STATED PROBLEM: Retype all of the data. Every line must match exactly.

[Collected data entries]
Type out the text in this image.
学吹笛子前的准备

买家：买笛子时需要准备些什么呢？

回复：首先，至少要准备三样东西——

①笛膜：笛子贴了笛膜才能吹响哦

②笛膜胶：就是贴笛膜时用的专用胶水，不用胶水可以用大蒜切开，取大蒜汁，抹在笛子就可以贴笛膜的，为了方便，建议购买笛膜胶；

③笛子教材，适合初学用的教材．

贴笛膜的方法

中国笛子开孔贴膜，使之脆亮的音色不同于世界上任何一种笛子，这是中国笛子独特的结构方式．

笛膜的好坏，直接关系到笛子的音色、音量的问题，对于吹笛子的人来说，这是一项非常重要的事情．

ANSWER TO THIS TASK:
Type out the text in this image.
学吹笛子前的准备

买家：买笛子时需要准备些什么呢？

回复：首先，至少要准备三样东西——

①笛膜：笛子贴了笛膜才能吹响哦

②笛膜胶：就是贴笛膜时用的专用胶水，不用胶水可以用大蒜切开，取大蒜汁，抹在笛子就可以贴笛膜的，为了方便，建议购买笛膜胶；

③笛子教材，适合初学用的教材．

贴笛膜的方法

中国笛子开孔贴膜，使之脆亮的音色不同于世界上任何一种笛子，这是中国笛子独特的结构方式．

笛膜的好坏，直接关系到笛子的音色、音量的问题，对于吹笛子的人来说，这是一项非常重要的事情．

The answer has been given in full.